----- SOURCE RECORDS -----

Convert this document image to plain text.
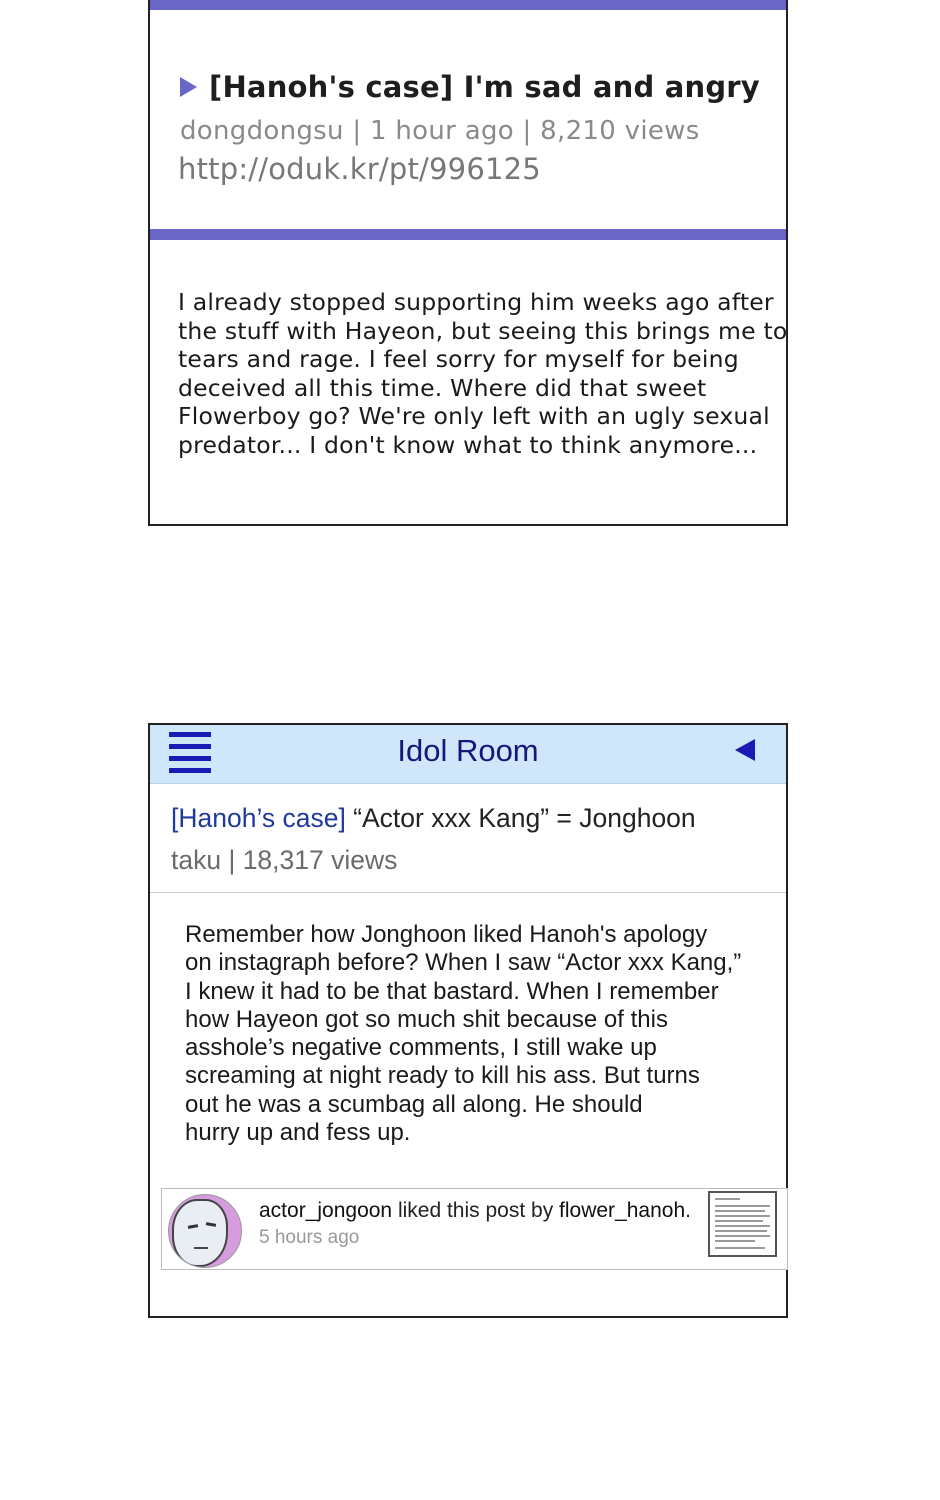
[Hanoh's case] I'm sad and angry
dongdongsu | 1 hour ago | 8,210 views
http://oduk.kr/pt/996125
I already stopped supporting him weeks ago after
the stuff with Hayeon, but seeing this brings me to
tears and rage. I feel sorry for myself for being
deceived all this time. Where did that sweet
Flowerboy go? We're only left with an ugly sexual
predator... I don't know what to think anymore...
Idol Room
[Hanoh’s case] “Actor xxx Kang” = Jonghoon
taku | 18,317 views
Remember how Jonghoon liked Hanoh's apology
on instagraph before? When I saw “Actor xxx Kang,”
I knew it had to be that bastard. When I remember
how Hayeon got so much shit because of this
asshole’s negative comments, I still wake up
screaming at night ready to kill his ass. But turns
out he was a scumbag all along. He should
hurry up and fess up.
actor_jongoon liked this post by flower_hanoh.
5 hours ago
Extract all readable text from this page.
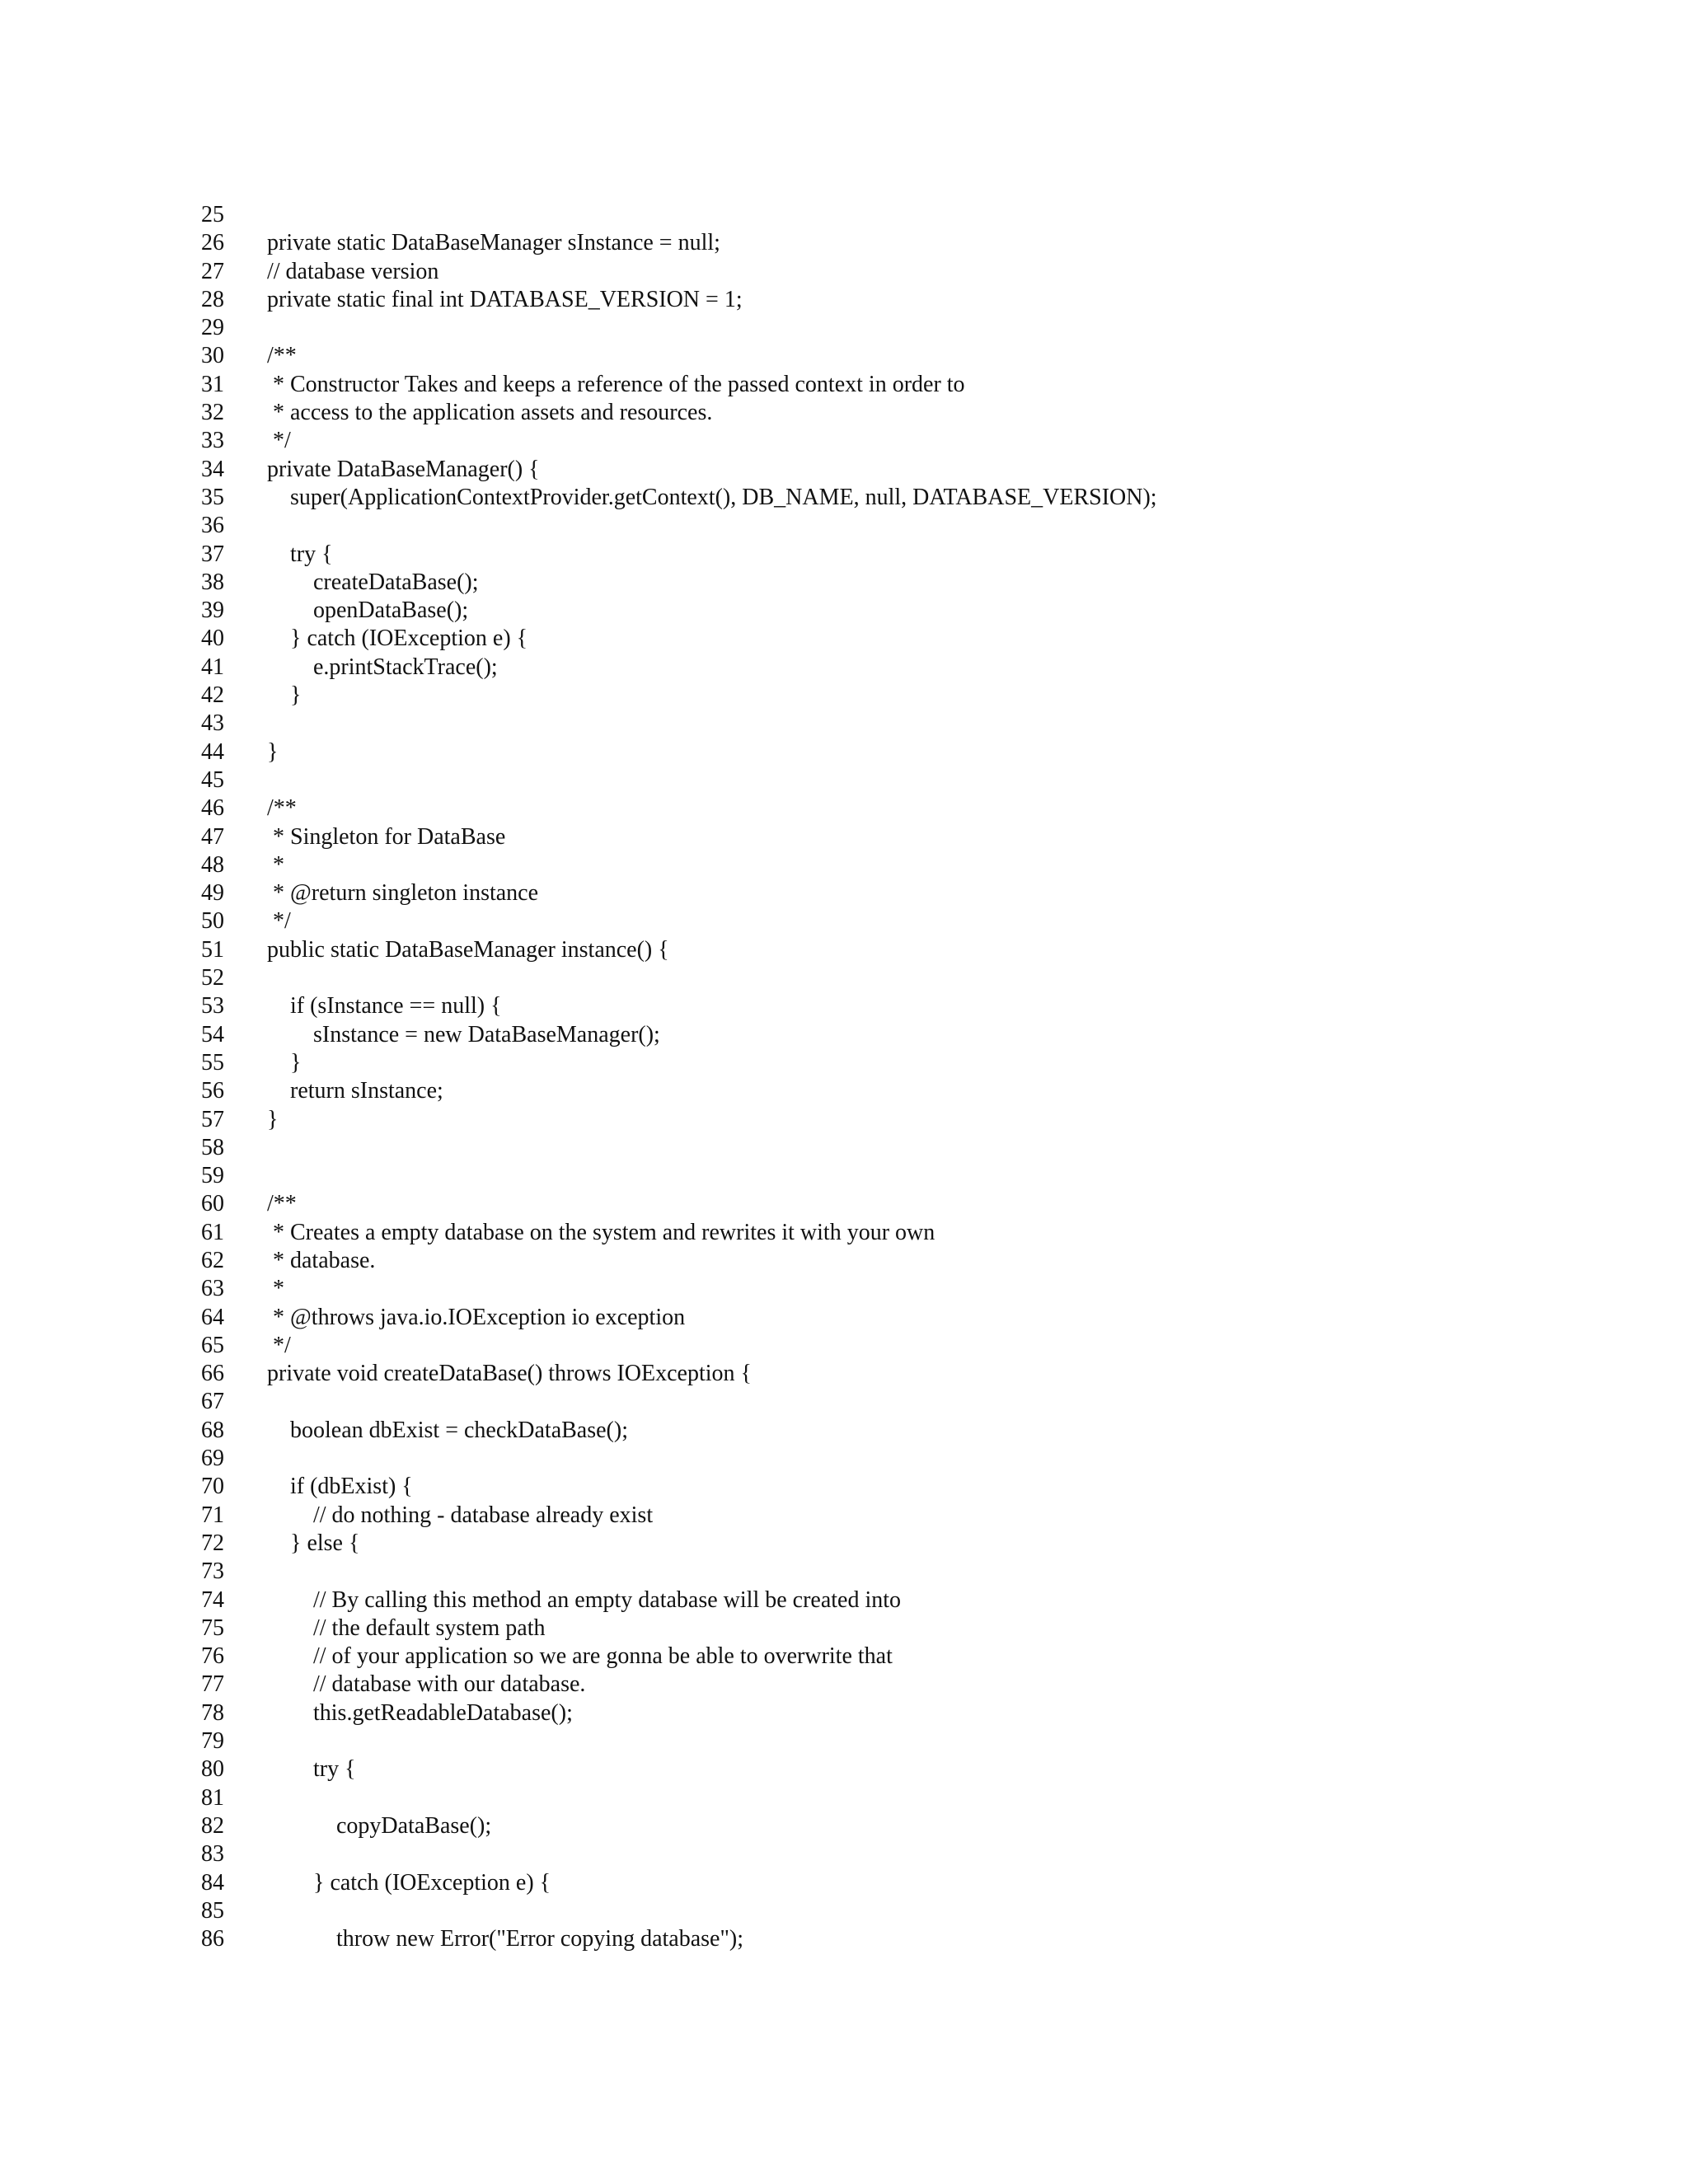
25
26	private static DataBaseManager sInstance = null;
27	// database version
28	private static final int DATABASE_VERSION = 1;
29
30	/**
31	* Constructor Takes and keeps a reference of the passed context in order to
32	* access to the application assets and resources.
33	*/
34	private DataBaseManager() {
35	super(ApplicationContextProvider.getContext(), DB_NAME, null, DATABASE_VERSION);
36
37	try {
38	createDataBase();
39	openDataBase();
40	} catch (IOException e) {
41	e.printStackTrace();
42	}
43
44	}
45
46	/**
47	* Singleton for DataBase
48	*
49	* @return singleton instance
50	*/
51	public static DataBaseManager instance() {
52
53	if (sInstance == null) {
54	sInstance = new DataBaseManager();
55	}
56	return sInstance;
57	}
58
59
60	/**
61	* Creates a empty database on the system and rewrites it with your own
62	* database.
63	*
64	* @throws java.io.IOException io exception
65	*/
66	private void createDataBase() throws IOException {
67
68	boolean dbExist = checkDataBase();
69
70	if (dbExist) {
71	// do nothing - database already exist
72	} else {
73
74	// By calling this method an empty database will be created into
75	// the default system path
76	// of your application so we are gonna be able to overwrite that
77	// database with our database.
78	this.getReadableDatabase();
79
80	try {
81
82	copyDataBase();
83
84	} catch (IOException e) {
85
86	throw new Error("Error copying database");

-----

OBJECTIVE >> Output the material word for word, omitting its pictures.

REPLY >>
Convert this document image to plain text.
[Hanoh's case] I'm sad and angry
dongdongsu | 1 hour ago | 8,210 views
http://oduk.kr/pt/996125
I already stopped supporting him weeks ago after
the stuff with Hayeon, but seeing this brings me to
tears and rage. I feel sorry for myself for being
deceived all this time. Where did that sweet
Flowerboy go? We're only left with an ugly sexual
predator... I don't know what to think anymore...
Idol Room
[Hanoh’s case] “Actor xxx Kang” = Jonghoon
taku | 18,317 views
Remember how Jonghoon liked Hanoh's apology
on instagraph before? When I saw “Actor xxx Kang,”
I knew it had to be that bastard. When I remember
how Hayeon got so much shit because of this
asshole’s negative comments, I still wake up
screaming at night ready to kill his ass. But turns
out he was a scumbag all along. He should
hurry up and fess up.
actor_jongoon liked this post by flower_hanoh.
5 hours ago
Extract all readable text from this page.
25
26	private static DataBaseManager sInstance = null;
27	// database version
28	private static final int DATABASE_VERSION = 1;
29
30	/**
31	* Constructor Takes and keeps a reference of the passed context in order to
32	* access to the application assets and resources.
33	*/
34	private DataBaseManager() {
35	super(ApplicationContextProvider.getContext(), DB_NAME, null, DATABASE_VERSION);
36
37	try {
38	createDataBase();
39	openDataBase();
40	} catch (IOException e) {
41	e.printStackTrace();
42	}
43
44	}
45
46	/**
47	* Singleton for DataBase
48	*
49	* @return singleton instance
50	*/
51	public static DataBaseManager instance() {
52
53	if (sInstance == null) {
54	sInstance = new DataBaseManager();
55	}
56	return sInstance;
57	}
58
59
60	/**
61	* Creates a empty database on the system and rewrites it with your own
62	* database.
63	*
64	* @throws java.io.IOException io exception
65	*/
66	private void createDataBase() throws IOException {
67
68	boolean dbExist = checkDataBase();
69
70	if (dbExist) {
71	// do nothing - database already exist
72	} else {
73
74	// By calling this method an empty database will be created into
75	// the default system path
76	// of your application so we are gonna be able to overwrite that
77	// database with our database.
78	this.getReadableDatabase();
79
80	try {
81
82	copyDataBase();
83
84	} catch (IOException e) {
85
86	throw new Error("Error copying database");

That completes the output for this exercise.